Stored data:
.....

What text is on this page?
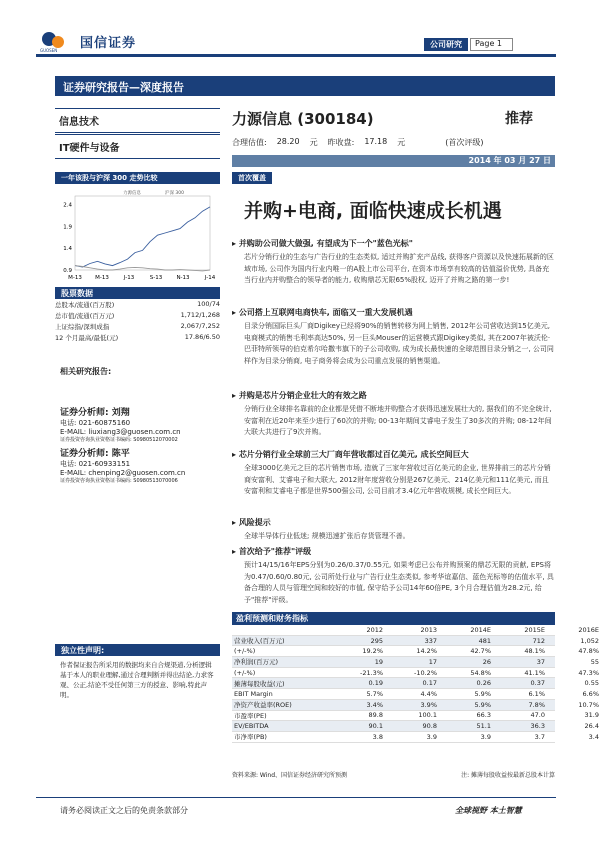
国信证券
GUOSEN
公司研究	Page 1
证券研究报告—深度报告
信息技术
IT硬件与设备
力源信息 (300184)	推荐
合理估值: 28.20 元 昨收盘: 17.18 元	(首次评级)
2014 年 03 月 27 日
一年该股与沪深 300 走势比较
2.4
1.9
1.4
0.9
M-13 M-13	J-13	S-13	N-13	J-14
力源信息	沪深 300
首次覆盖
并购+电商, 面临快速成长机遇
股票数据
总股本/流通(百万股)	100/74
总市值/流通(百万元)	1,712/1,268
上证综指/深圳成指	2,067/7,252
12 个月最高/最低(元)	17.86/6.50
相关研究报告:
证券分析师: 刘翔
电话: 021-60875160
E-MAIL: liuxiang3@guosen.com.cn
证券投资咨询执业资格证书编码: S0980512070002
证券分析师: 陈平
电话: 021-60933151
E-MAIL: chenping2@guosen.com.cn
证券投资咨询执业资格证书编码: S0980513070006
▸ 并购助公司做大做强, 有望成为下一个"蓝色光标"
芯片分销行业的生态与广告行业的生态类似, 适过并购扩充产品线, 获得客户资源以及快速拓展新的区域市场, 公司作为国内行业内唯一的A股上市公司平台, 在资本市场享有较高的估值溢价优势, 具备充当行业内并购整合的领导者的能力, 收购鼎芯无限65%股权, 迈开了并购之路的第一步!
▸ 公司搭上互联网电商快车, 面临又一重大发展机遇
目录分销国际巨头厂商Digikey已经将90%的销售转移为网上销售, 2012年公司营收达到15亿美元, 电商模式的销售毛利率高达50%, 另一巨头Mouser的运营模式跟Digikey类似, 其在2007年被沃伦·巴菲特所领导的伯克希尔哈撒韦旗下的子公司收购, 成为成长最快速的全球范围目录分销之一, 公司同样作为目录分销商, 电子商务将会成为公司重点发展的销售渠道。
▸ 并购是芯片分销企业壮大的有效之路
分销行业全球排名靠前的企业都是凭借不断地并购整合才获得迅速发展壮大的, 据我们的不完全统计, 安富利在近20年来至少进行了60次的并购; 00-13年期间艾睿电子发生了30多次的并购; 08-12年间大联大共进行了9次并购。
▸ 芯片分销行业全球前三大厂商年营收都过百亿美元, 成长空间巨大
全球3000亿美元之巨的芯片销售市场, 造就了三家年营收过百亿美元的企业, 世界排前三的芯片分销商安富利、艾睿电子和大联大, 2012财年度营收分别是267亿美元、214亿美元和111亿美元, 而且安富利和艾睿电子都是世界500强公司, 公司目前才3.4亿元年营收规模, 成长空间巨大。
▸ 风险提示
全球半导体行业低迷; 规模迅速扩张后存货管理不善。
▸ 首次给予"推荐"评级
预计14/15/16年EPS分别为0.26/0.37/0.55元, 如果考虑已公布并购预案的鼎芯无限的贡献, EPS将为0.47/0.60/0.80元, 公司所处行业与广告行业生态类似, 参考华谊嘉信、蓝色光标等的估值水平, 具备合理的人员与管理空间和较好的市值, 保守给予公司14年60倍PE, 3个月合理估值为28.2元, 给予"推荐"评级。
盈利预测和财务指标
2012	2013	2014E	2015E	2016E
营业收入(百万元)	295	337	481	712	1,052
(+/-%)	19.2%	14.2%	42.7%	48.1%	47.8%
净利润(百万元)	19	17	26	37	55
(+/-%)	-21.3%	-10.2%	54.8%	41.1%	47.3%
摊薄每股收益(元)	0.19	0.17	0.26	0.37	0.55
EBIT Margin	5.7%	4.4%	5.9%	6.1%	6.6%
净资产收益率(ROE)	3.4%	3.9%	5.9%	7.8%	10.7%
市盈率(PE)	89.8	100.1	66.3	47.0	31.9
EV/EBITDA	90.1	90.8	51.1	36.3	26.4
市净率(PB)	3.8	3.9	3.9	3.7	3.4
资料来源: Wind、国信证券经济研究所预测	注: 摊薄每股收益按最新总股本计算
独立性声明:
作者保证报告所采用的数据均来自合规渠道,分析逻辑基于本人的职业理解,通过合理判断并得出结论,力求客观、公正,结论不受任何第三方的授意、影响,特此声明。
请务必阅读正文之后的免责条款部分	全球视野 本土智慧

.....

• **REQUIRED WORK**
Exclude all images and restate the records above word for word.

• **THE COMPLETED TASK**
What text is on this page?
国信证券
GUOSEN
公司研究	Page 1
证券研究报告—深度报告
信息技术
IT硬件与设备
力源信息 (300184)	推荐
合理估值: 28.20 元 昨收盘: 17.18 元	(首次评级)
2014 年 03 月 27 日
一年该股与沪深 300 走势比较
2.4
1.9
1.4
0.9
M-13 M-13	J-13	S-13	N-13	J-14
力源信息	沪深 300
首次覆盖
并购+电商, 面临快速成长机遇
股票数据
总股本/流通(百万股)	100/74
总市值/流通(百万元)	1,712/1,268
上证综指/深圳成指	2,067/7,252
12 个月最高/最低(元)	17.86/6.50
相关研究报告:
证券分析师: 刘翔
电话: 021-60875160
E-MAIL: liuxiang3@guosen.com.cn
证券投资咨询执业资格证书编码: S0980512070002
证券分析师: 陈平
电话: 021-60933151
E-MAIL: chenping2@guosen.com.cn
证券投资咨询执业资格证书编码: S0980513070006
▸ 并购助公司做大做强, 有望成为下一个"蓝色光标"
芯片分销行业的生态与广告行业的生态类似, 适过并购扩充产品线, 获得客户资源以及快速拓展新的区域市场, 公司作为国内行业内唯一的A股上市公司平台, 在资本市场享有较高的估值溢价优势, 具备充当行业内并购整合的领导者的能力, 收购鼎芯无限65%股权, 迈开了并购之路的第一步!
▸ 公司搭上互联网电商快车, 面临又一重大发展机遇
目录分销国际巨头厂商Digikey已经将90%的销售转移为网上销售, 2012年公司营收达到15亿美元, 电商模式的销售毛利率高达50%, 另一巨头Mouser的运营模式跟Digikey类似, 其在2007年被沃伦·巴菲特所领导的伯克希尔哈撒韦旗下的子公司收购, 成为成长最快速的全球范围目录分销之一, 公司同样作为目录分销商, 电子商务将会成为公司重点发展的销售渠道。
▸ 并购是芯片分销企业壮大的有效之路
分销行业全球排名靠前的企业都是凭借不断地并购整合才获得迅速发展壮大的, 据我们的不完全统计, 安富利在近20年来至少进行了60次的并购; 00-13年期间艾睿电子发生了30多次的并购; 08-12年间大联大共进行了9次并购。
▸ 芯片分销行业全球前三大厂商年营收都过百亿美元, 成长空间巨大
全球3000亿美元之巨的芯片销售市场, 造就了三家年营收过百亿美元的企业, 世界排前三的芯片分销商安富利、艾睿电子和大联大, 2012财年度营收分别是267亿美元、214亿美元和111亿美元, 而且安富利和艾睿电子都是世界500强公司, 公司目前才3.4亿元年营收规模, 成长空间巨大。
▸ 风险提示
全球半导体行业低迷; 规模迅速扩张后存货管理不善。
▸ 首次给予"推荐"评级
预计14/15/16年EPS分别为0.26/0.37/0.55元, 如果考虑已公布并购预案的鼎芯无限的贡献, EPS将为0.47/0.60/0.80元, 公司所处行业与广告行业生态类似, 参考华谊嘉信、蓝色光标等的估值水平, 具备合理的人员与管理空间和较好的市值, 保守给予公司14年60倍PE, 3个月合理估值为28.2元, 给予"推荐"评级。
盈利预测和财务指标
2012	2013	2014E	2015E	2016E
营业收入(百万元)	295	337	481	712	1,052
(+/-%)	19.2%	14.2%	42.7%	48.1%	47.8%
净利润(百万元)	19	17	26	37	55
(+/-%)	-21.3%	-10.2%	54.8%	41.1%	47.3%
摊薄每股收益(元)	0.19	0.17	0.26	0.37	0.55
EBIT Margin	5.7%	4.4%	5.9%	6.1%	6.6%
净资产收益率(ROE)	3.4%	3.9%	5.9%	7.8%	10.7%
市盈率(PE)	89.8	100.1	66.3	47.0	31.9
EV/EBITDA	90.1	90.8	51.1	36.3	26.4
市净率(PB)	3.8	3.9	3.9	3.7	3.4
资料来源: Wind、国信证券经济研究所预测	注: 摊薄每股收益按最新总股本计算
独立性声明:
作者保证报告所采用的数据均来自合规渠道,分析逻辑基于本人的职业理解,通过合理判断并得出结论,力求客观、公正,结论不受任何第三方的授意、影响,特此声明。
请务必阅读正文之后的免责条款部分	全球视野 本土智慧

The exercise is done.